§ Objective
Look over the lines below. Report each one that includes the string "oral".

§ Material shown
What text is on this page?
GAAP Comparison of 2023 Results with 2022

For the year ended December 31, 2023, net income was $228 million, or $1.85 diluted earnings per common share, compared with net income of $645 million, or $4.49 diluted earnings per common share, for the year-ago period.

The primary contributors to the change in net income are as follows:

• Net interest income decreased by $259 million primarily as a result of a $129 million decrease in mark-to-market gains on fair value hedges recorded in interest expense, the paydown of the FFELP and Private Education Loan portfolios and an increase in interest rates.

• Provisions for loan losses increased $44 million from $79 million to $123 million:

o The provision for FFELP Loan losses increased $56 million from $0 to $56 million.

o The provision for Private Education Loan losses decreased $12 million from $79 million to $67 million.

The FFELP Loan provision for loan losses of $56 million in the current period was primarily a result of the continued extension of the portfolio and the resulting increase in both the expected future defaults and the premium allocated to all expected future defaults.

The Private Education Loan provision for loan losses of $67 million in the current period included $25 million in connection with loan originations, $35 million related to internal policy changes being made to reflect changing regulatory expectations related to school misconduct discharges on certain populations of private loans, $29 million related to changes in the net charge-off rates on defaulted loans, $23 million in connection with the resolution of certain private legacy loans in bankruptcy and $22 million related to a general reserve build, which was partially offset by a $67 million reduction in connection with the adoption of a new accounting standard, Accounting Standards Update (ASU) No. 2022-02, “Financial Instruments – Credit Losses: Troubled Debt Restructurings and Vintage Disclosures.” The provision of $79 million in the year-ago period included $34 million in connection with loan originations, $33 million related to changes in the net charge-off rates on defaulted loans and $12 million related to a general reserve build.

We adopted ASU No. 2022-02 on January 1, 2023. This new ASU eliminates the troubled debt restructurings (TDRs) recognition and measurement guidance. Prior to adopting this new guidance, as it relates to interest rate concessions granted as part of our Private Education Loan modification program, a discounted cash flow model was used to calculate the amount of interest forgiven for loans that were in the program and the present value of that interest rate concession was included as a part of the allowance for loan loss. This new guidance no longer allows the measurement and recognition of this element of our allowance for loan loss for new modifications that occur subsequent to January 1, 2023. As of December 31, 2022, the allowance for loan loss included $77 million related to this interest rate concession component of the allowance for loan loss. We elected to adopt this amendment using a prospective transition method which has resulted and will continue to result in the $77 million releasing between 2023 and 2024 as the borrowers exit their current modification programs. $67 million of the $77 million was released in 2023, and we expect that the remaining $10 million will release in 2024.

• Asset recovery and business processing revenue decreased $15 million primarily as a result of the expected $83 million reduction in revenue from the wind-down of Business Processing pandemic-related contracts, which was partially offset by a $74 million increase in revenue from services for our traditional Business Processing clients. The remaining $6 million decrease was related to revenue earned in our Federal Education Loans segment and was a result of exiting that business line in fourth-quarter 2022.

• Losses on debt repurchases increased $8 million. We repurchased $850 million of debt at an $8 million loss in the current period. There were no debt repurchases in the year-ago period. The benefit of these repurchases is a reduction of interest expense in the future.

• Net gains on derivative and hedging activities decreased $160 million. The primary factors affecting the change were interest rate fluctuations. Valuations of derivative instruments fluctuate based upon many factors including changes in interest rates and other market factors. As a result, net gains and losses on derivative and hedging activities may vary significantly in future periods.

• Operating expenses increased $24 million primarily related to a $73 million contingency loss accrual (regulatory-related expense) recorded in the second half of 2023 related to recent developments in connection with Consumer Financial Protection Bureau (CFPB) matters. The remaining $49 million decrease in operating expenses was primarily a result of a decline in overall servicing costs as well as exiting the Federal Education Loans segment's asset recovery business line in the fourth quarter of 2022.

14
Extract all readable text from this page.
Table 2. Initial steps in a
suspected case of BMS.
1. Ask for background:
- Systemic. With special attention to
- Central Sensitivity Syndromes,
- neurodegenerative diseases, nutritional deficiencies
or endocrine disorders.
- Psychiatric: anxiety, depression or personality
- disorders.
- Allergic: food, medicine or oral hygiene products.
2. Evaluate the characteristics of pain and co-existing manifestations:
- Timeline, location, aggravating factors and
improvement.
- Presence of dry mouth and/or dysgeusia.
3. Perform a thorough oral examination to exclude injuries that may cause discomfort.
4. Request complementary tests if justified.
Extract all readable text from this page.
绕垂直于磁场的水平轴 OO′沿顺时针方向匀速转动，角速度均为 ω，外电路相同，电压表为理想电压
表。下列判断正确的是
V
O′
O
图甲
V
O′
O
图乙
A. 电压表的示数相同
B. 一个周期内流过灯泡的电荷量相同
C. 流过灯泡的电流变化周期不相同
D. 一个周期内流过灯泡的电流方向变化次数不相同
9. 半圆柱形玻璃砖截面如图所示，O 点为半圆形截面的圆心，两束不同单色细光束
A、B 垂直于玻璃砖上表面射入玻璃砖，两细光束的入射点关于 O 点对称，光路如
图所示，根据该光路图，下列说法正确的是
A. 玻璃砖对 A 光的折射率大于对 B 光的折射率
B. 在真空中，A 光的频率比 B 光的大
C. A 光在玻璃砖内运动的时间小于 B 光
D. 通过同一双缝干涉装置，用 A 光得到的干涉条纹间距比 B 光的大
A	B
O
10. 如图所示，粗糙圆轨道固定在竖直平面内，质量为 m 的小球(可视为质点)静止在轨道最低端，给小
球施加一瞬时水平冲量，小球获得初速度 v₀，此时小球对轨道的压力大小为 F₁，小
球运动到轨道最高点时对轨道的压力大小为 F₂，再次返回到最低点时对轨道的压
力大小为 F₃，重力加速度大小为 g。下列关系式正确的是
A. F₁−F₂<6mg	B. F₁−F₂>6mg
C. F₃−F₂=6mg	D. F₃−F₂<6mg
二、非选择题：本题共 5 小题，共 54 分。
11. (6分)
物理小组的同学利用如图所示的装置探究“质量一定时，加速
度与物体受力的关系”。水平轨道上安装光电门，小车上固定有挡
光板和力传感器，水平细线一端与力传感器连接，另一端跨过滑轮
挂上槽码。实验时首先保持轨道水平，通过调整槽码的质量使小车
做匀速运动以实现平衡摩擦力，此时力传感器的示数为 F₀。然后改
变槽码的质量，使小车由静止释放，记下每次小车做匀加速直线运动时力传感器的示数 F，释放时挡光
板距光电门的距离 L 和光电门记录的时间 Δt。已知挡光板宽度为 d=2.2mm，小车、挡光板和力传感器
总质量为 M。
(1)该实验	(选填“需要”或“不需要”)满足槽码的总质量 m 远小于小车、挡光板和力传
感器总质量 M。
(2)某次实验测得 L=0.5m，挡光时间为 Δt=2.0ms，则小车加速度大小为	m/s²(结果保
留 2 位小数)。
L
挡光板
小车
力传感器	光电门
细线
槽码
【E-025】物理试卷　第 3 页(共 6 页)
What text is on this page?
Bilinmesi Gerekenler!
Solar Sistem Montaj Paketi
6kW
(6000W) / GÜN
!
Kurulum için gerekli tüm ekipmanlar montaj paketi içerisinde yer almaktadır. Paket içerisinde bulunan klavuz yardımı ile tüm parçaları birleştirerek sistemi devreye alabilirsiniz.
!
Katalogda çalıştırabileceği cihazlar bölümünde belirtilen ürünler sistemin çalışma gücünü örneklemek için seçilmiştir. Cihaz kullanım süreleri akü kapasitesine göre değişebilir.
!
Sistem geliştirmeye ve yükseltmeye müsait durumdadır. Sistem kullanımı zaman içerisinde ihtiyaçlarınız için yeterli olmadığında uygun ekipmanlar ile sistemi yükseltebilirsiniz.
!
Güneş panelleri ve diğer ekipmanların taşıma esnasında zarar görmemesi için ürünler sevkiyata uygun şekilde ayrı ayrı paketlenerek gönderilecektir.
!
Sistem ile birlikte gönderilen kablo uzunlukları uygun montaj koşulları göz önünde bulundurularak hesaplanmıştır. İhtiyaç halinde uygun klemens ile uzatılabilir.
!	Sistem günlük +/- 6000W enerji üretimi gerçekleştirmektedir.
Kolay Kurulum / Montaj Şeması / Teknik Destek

§ Solution to the problem
- Allergic: food, medicine or oral hygiene products.
3. Perform a thorough oral examination to exclude injuries that may cause discomfort.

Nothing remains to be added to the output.